WRITTEN INSTRUCTION:
Return all lines from the listing below in which the string "notre" occurs.

PROVIDED RECORDS:
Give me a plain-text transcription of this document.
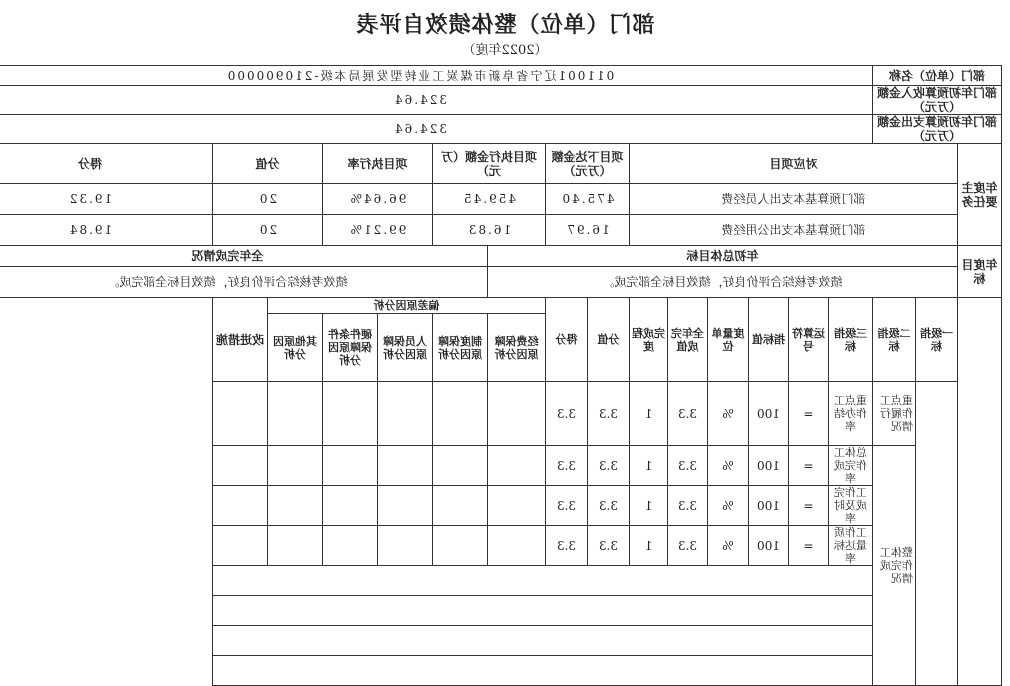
部门（单位）整体绩效自评表
（2022年度）
部门（单位）名称			011001辽宁省阜新市煤炭工业转型发展局本级-210900000														
部门年初预算收入金额（万元）			324.64														
部门年初预算支出金额（万元）			324.64														
年度主要任务	对应项目								项目下达金额（万元）		项目执行金额（万元）		项目执行率		分值		得分
	部门预算基本支出人员经费								475.40		459.45		96.64%		20		19.32
	部门预算基本支出公用经费								16.97		16.83		99.21%		20		19.84
年度目标	年初总体目标											全年完成情况					
	绩效考核综合评价良好，绩效目标全部完成。											绩效考核综合评价良好，绩效目标全部完成。					
	一级指标	二级指标	三级指标	运算符号	指标值	度量单位	全年完成值	完成程度	分值	得分	偏差原因分析					改进措施	
											经费保障原因分析	制度保障原因分析	人员保障原因分析	硬件条件保障原因分析	其他原因分析		
		重点工作履行情况	重点工作办结率	=	100	%	3.3	1	3.3	3.3							
		整体工作完成情况	总体工作完成率	=	100	%	3.3	1	3.3	3.3							
			工作完成及时率	=	100	%	3.3	1	3.3	3.3							
			工作质量达标率	=	100	%	3.3	1	3.3	3.3							
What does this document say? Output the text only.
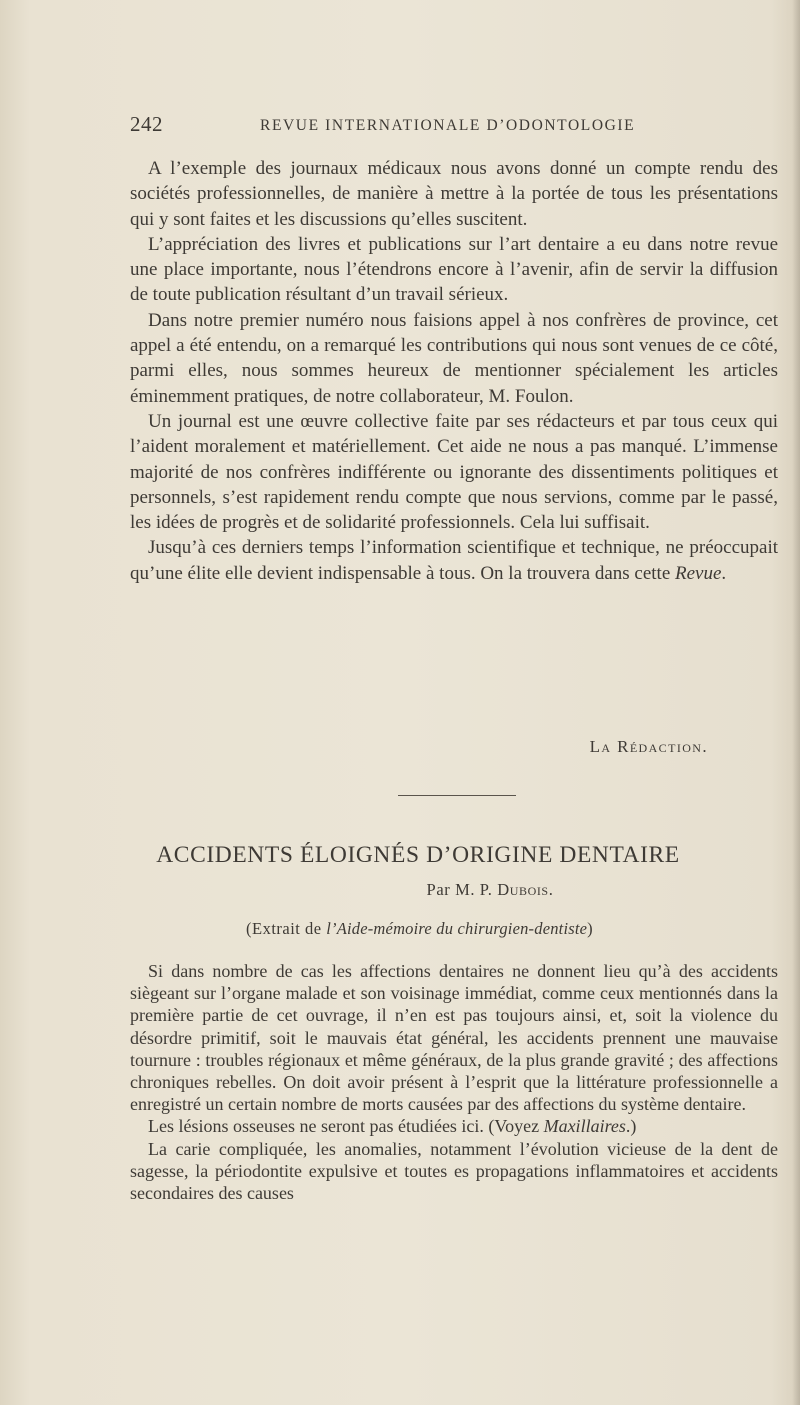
242	REVUE INTERNATIONALE D’ODONTOLOGIE

A l’exemple des journaux médicaux nous avons donné un compte rendu des sociétés professionnelles, de manière à mettre à la portée de tous les présentations qui y sont faites et les discussions qu’elles suscitent.

L’appréciation des livres et publications sur l’art dentaire a eu dans notre revue une place importante, nous l’étendrons encore à l’avenir, afin de servir la diffusion de toute publication résultant d’un travail sérieux.

Dans notre premier numéro nous faisions appel à nos confrères de province, cet appel a été entendu, on a remarqué les contributions qui nous sont venues de ce côté, parmi elles, nous sommes heureux de mentionner spécialement les articles éminemment pratiques, de notre collaborateur, M. Foulon.

Un journal est une œuvre collective faite par ses rédacteurs et par tous ceux qui l’aident moralement et matériellement. Cet aide ne nous a pas manqué. L’immense majorité de nos confrères indifférente ou ignorante des dissentiments politiques et personnels, s’est rapidement rendu compte que nous servions, comme par le passé, les idées de progrès et de solidarité professionnels. Cela lui suffisait.

Jusqu’à ces derniers temps l’information scientifique et technique, ne préoccupait qu’une élite elle devient indispensable à tous. On la trouvera dans cette Revue.

La Rédaction.
ACCIDENTS ÉLOIGNÉS D’ORIGINE DENTAIRE
Par M. P. Dubois.
(Extrait de l’Aide-mémoire du chirurgien-dentiste)

Si dans nombre de cas les affections dentaires ne donnent lieu qu’à des accidents siègeant sur l’organe malade et son voisinage immédiat, comme ceux mentionnés dans la première partie de cet ouvrage, il n’en est pas toujours ainsi, et, soit la violence du désordre primitif, soit le mauvais état général, les accidents prennent une mauvaise tournure : troubles régionaux et même généraux, de la plus grande gravité ; des affections chroniques rebelles. On doit avoir présent à l’esprit que la littérature professionnelle a enregistré un certain nombre de morts causées par des affections du système dentaire.

Les lésions osseuses ne seront pas étudiées ici. (Voyez Maxillaires.)

La carie compliquée, les anomalies, notamment l’évolution vicieuse de la dent de sagesse, la périodontite expulsive et toutes es propagations inflammatoires et accidents secondaires des causes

ANSWER TO THIS PROBLEM:
L’appréciation des livres et publications sur l’art dentaire a eu dans notre revue une place importante, nous l’étendrons encore à l’avenir, afin de servir la diffusion de toute publication résultant d’un travail sérieux.
Dans notre premier numéro nous faisions appel à nos confrères de province, cet appel a été entendu, on a remarqué les contributions qui nous sont venues de ce côté, parmi elles, nous sommes heureux de mentionner spécialement les articles éminemment pratiques, de notre collaborateur, M. Foulon.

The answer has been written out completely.